— BRIEF —
Within the data that follows, how many lines carry the string "screenshot"? Give the number alone.

— RECORDS SUPPLIED —

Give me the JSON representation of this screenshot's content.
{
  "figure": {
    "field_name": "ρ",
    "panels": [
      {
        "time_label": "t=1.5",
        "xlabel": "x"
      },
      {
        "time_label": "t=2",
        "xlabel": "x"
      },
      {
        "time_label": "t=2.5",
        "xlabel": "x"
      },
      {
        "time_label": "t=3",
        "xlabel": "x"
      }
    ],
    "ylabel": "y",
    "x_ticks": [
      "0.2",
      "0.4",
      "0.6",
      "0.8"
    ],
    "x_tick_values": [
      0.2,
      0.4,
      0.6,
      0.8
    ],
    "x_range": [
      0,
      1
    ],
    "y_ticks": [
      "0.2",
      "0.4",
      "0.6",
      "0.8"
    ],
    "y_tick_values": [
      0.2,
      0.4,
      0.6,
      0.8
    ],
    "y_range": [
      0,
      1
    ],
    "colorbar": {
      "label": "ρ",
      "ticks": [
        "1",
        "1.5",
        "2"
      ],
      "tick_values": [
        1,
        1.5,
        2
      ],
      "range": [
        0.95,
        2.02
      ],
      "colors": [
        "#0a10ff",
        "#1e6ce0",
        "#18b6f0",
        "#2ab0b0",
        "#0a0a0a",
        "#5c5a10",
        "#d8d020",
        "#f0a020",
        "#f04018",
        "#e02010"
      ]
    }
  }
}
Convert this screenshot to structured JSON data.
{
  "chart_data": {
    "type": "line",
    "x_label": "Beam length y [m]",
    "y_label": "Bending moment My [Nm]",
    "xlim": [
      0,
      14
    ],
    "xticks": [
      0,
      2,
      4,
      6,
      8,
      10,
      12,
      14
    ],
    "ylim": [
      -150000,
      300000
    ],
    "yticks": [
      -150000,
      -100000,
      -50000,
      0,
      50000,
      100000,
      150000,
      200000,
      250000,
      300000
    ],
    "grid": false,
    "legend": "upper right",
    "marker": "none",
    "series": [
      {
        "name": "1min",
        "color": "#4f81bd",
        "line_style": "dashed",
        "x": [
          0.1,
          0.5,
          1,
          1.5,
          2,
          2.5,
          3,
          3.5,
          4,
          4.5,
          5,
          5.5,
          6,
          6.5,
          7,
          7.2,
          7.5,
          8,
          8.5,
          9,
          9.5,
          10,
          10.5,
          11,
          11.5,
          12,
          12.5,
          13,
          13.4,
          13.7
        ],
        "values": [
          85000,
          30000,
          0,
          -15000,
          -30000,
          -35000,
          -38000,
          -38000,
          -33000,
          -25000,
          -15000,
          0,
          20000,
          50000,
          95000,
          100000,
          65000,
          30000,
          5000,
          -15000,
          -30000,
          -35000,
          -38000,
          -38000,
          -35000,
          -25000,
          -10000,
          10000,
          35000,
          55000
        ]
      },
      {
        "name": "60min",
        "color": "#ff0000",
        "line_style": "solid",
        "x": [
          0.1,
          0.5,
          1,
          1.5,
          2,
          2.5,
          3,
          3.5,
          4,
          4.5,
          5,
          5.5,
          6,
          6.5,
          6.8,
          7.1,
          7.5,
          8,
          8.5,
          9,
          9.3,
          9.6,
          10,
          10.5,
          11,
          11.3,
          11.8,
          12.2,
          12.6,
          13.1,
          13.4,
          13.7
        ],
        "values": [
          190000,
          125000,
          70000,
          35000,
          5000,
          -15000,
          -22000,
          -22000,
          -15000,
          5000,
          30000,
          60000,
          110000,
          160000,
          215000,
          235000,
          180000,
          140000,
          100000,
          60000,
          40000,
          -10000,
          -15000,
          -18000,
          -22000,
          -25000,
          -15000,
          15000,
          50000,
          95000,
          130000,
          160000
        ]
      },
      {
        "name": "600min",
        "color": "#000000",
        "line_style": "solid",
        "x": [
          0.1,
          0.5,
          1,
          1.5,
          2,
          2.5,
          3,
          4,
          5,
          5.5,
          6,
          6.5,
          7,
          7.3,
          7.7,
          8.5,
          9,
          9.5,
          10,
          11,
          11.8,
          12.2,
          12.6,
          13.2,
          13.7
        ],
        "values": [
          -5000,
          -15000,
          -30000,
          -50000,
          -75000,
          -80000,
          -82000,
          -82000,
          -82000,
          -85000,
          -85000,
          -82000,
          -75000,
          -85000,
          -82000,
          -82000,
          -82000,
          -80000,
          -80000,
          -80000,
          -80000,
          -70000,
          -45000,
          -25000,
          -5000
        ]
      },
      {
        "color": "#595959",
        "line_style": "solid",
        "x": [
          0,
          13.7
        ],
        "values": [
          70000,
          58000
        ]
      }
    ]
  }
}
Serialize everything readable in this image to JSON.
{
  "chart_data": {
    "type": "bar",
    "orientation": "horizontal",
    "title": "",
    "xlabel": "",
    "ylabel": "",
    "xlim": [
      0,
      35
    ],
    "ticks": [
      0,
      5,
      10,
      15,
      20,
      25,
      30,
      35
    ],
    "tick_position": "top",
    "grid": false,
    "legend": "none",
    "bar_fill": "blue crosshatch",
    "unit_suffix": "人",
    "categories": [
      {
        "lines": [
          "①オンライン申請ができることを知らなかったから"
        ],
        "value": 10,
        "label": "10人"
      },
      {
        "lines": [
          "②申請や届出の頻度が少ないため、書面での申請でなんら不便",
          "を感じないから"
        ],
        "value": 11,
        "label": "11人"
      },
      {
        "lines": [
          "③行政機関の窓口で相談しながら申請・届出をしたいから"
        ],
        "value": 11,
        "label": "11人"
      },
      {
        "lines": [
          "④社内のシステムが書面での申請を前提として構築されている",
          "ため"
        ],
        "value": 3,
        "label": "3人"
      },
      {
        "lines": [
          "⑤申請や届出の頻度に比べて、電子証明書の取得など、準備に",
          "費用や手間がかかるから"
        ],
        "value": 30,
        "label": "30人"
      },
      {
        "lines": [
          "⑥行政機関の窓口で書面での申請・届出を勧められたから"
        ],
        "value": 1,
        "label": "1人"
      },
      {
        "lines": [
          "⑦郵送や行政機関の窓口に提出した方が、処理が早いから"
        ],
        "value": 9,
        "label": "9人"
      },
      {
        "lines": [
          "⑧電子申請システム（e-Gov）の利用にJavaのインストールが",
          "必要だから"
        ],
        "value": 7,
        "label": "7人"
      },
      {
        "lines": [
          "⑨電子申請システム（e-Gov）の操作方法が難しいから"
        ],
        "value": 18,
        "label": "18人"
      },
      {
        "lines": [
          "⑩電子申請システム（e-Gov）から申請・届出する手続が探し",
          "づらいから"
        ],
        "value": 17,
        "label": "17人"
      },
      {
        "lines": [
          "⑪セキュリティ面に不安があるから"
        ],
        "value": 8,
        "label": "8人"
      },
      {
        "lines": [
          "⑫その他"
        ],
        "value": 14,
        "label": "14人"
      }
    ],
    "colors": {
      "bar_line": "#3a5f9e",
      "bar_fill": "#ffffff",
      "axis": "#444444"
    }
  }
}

— RESULT —
2